▸ Directions for this task: Locate each line below that includes "peso" and reproduce it.

▸ Provided material:
** START **

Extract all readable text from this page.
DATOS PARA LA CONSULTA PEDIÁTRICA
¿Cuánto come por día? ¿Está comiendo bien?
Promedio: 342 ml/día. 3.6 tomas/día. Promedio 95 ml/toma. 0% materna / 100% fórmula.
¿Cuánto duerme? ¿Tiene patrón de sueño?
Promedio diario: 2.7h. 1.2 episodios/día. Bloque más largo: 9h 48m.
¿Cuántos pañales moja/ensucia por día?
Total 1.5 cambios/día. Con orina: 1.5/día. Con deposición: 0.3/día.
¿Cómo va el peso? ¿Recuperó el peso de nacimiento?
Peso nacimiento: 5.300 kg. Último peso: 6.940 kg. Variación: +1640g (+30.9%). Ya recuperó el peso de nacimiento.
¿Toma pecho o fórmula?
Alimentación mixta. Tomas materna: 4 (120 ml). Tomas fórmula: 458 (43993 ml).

** END **

▸ The solution:
¿Cómo va el peso? ¿Recuperó el peso de nacimiento?
Peso nacimiento: 5.300 kg. Último peso: 6.940 kg. Variación: +1640g (+30.9%). Ya recuperó el peso de nacimiento.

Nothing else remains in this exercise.